Do this
All of the records listed below should be retyped exactly.

[Extracted records]
** start **

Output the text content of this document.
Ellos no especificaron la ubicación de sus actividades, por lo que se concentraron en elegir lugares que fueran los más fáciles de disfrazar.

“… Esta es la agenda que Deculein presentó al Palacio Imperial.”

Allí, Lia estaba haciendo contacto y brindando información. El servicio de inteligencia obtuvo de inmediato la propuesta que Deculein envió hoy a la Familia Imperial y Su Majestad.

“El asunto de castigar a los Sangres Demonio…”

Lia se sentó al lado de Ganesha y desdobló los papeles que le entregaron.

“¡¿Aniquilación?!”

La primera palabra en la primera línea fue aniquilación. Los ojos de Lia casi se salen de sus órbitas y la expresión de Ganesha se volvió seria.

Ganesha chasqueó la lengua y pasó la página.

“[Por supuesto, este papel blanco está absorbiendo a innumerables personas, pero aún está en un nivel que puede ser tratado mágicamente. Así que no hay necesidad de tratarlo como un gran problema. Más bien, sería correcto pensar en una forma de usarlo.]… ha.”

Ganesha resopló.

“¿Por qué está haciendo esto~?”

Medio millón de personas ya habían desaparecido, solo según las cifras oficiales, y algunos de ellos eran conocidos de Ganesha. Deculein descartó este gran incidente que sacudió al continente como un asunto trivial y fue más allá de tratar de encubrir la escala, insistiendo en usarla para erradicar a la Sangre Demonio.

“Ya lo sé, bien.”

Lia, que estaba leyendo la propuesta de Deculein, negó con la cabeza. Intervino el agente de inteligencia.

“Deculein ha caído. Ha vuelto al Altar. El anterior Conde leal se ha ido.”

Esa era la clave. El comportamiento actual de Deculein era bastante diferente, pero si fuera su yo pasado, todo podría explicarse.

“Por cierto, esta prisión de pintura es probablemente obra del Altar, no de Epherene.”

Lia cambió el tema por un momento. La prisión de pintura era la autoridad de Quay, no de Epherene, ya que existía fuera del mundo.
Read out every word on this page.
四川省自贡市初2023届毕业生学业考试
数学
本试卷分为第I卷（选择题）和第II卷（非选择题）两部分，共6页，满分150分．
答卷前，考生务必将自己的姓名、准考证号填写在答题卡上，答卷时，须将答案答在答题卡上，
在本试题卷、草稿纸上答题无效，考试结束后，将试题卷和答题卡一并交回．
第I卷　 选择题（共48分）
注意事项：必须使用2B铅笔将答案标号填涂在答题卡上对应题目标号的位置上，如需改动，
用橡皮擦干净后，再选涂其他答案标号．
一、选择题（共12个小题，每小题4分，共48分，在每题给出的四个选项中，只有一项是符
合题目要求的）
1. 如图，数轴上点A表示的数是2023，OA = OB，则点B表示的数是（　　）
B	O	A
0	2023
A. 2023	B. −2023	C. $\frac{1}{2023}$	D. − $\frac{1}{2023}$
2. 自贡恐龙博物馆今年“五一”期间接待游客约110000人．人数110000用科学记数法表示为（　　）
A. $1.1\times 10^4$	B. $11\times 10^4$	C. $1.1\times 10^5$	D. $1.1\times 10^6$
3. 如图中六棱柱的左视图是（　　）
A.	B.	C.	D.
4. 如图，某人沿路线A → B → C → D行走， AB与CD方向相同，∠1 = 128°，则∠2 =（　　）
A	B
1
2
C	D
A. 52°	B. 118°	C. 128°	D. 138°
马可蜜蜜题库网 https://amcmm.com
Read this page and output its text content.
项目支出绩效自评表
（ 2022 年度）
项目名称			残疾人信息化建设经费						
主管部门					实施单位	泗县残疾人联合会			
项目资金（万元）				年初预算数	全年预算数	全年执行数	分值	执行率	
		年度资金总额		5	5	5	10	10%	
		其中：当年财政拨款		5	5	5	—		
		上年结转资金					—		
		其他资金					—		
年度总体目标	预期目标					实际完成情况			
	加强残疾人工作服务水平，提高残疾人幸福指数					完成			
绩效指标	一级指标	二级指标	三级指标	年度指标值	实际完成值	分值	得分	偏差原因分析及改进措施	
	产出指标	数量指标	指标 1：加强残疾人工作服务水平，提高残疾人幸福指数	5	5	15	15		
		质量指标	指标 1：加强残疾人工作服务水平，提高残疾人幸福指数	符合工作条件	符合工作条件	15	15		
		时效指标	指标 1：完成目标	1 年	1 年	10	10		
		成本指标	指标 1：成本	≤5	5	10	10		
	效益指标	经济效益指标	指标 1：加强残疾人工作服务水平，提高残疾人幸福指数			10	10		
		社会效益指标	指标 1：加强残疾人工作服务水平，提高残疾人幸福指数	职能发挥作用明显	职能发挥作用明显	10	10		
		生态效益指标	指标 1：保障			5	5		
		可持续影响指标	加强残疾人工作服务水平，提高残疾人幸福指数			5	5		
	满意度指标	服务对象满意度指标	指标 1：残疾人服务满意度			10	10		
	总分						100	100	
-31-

** end **

Answer for this exercise
Output the text content of this document.
Ellos no especificaron la ubicación de sus actividades, por lo que se concentraron en elegir lugares que fueran los más fáciles de disfrazar.

“… Esta es la agenda que Deculein presentó al Palacio Imperial.”

Allí, Lia estaba haciendo contacto y brindando información. El servicio de inteligencia obtuvo de inmediato la propuesta que Deculein envió hoy a la Familia Imperial y Su Majestad.

“El asunto de castigar a los Sangres Demonio…”

Lia se sentó al lado de Ganesha y desdobló los papeles que le entregaron.

“¡¿Aniquilación?!”

La primera palabra en la primera línea fue aniquilación. Los ojos de Lia casi se salen de sus órbitas y la expresión de Ganesha se volvió seria.

Ganesha chasqueó la lengua y pasó la página.

“[Por supuesto, este papel blanco está absorbiendo a innumerables personas, pero aún está en un nivel que puede ser tratado mágicamente. Así que no hay necesidad de tratarlo como un gran problema. Más bien, sería correcto pensar en una forma de usarlo.]… ha.”

Ganesha resopló.

“¿Por qué está haciendo esto~?”

Medio millón de personas ya habían desaparecido, solo según las cifras oficiales, y algunos de ellos eran conocidos de Ganesha. Deculein descartó este gran incidente que sacudió al continente como un asunto trivial y fue más allá de tratar de encubrir la escala, insistiendo en usarla para erradicar a la Sangre Demonio.

“Ya lo sé, bien.”

Lia, que estaba leyendo la propuesta de Deculein, negó con la cabeza. Intervino el agente de inteligencia.

“Deculein ha caído. Ha vuelto al Altar. El anterior Conde leal se ha ido.”

Esa era la clave. El comportamiento actual de Deculein era bastante diferente, pero si fuera su yo pasado, todo podría explicarse.

“Por cierto, esta prisión de pintura es probablemente obra del Altar, no de Epherene.”

Lia cambió el tema por un momento. La prisión de pintura era la autoridad de Quay, no de Epherene, ya que existía fuera del mundo.
Read out every word on this page.
四川省自贡市初2023届毕业生学业考试
数学
本试卷分为第I卷（选择题）和第II卷（非选择题）两部分，共6页，满分150分．
答卷前，考生务必将自己的姓名、准考证号填写在答题卡上，答卷时，须将答案答在答题卡上，
在本试题卷、草稿纸上答题无效，考试结束后，将试题卷和答题卡一并交回．
第I卷　 选择题（共48分）
注意事项：必须使用2B铅笔将答案标号填涂在答题卡上对应题目标号的位置上，如需改动，
用橡皮擦干净后，再选涂其他答案标号．
一、选择题（共12个小题，每小题4分，共48分，在每题给出的四个选项中，只有一项是符
合题目要求的）
1. 如图，数轴上点A表示的数是2023，OA = OB，则点B表示的数是（　　）
B	O	A
0	2023
A. 2023	B. −2023	C. $\frac{1}{2023}$	D. − $\frac{1}{2023}$
2. 自贡恐龙博物馆今年“五一”期间接待游客约110000人．人数110000用科学记数法表示为（　　）
A. $1.1\times 10^4$	B. $11\times 10^4$	C. $1.1\times 10^5$	D. $1.1\times 10^6$
3. 如图中六棱柱的左视图是（　　）
A.	B.	C.	D.
4. 如图，某人沿路线A → B → C → D行走， AB与CD方向相同，∠1 = 128°，则∠2 =（　　）
A	B
1
2
C	D
A. 52°	B. 118°	C. 128°	D. 138°
马可蜜蜜题库网 https://amcmm.com
Read this page and output its text content.
项目支出绩效自评表
（ 2022 年度）
项目名称			残疾人信息化建设经费						
主管部门					实施单位	泗县残疾人联合会			
项目资金（万元）				年初预算数	全年预算数	全年执行数	分值	执行率	
		年度资金总额		5	5	5	10	10%	
		其中：当年财政拨款		5	5	5	—		
		上年结转资金					—		
		其他资金					—		
年度总体目标	预期目标					实际完成情况			
	加强残疾人工作服务水平，提高残疾人幸福指数					完成			
绩效指标	一级指标	二级指标	三级指标	年度指标值	实际完成值	分值	得分	偏差原因分析及改进措施	
	产出指标	数量指标	指标 1：加强残疾人工作服务水平，提高残疾人幸福指数	5	5	15	15		
		质量指标	指标 1：加强残疾人工作服务水平，提高残疾人幸福指数	符合工作条件	符合工作条件	15	15		
		时效指标	指标 1：完成目标	1 年	1 年	10	10		
		成本指标	指标 1：成本	≤5	5	10	10		
	效益指标	经济效益指标	指标 1：加强残疾人工作服务水平，提高残疾人幸福指数			10	10		
		社会效益指标	指标 1：加强残疾人工作服务水平，提高残疾人幸福指数	职能发挥作用明显	职能发挥作用明显	10	10		
		生态效益指标	指标 1：保障			5	5		
		可持续影响指标	加强残疾人工作服务水平，提高残疾人幸福指数			5	5		
	满意度指标	服务对象满意度指标	指标 1：残疾人服务满意度			10	10		
	总分						100	100	
-31-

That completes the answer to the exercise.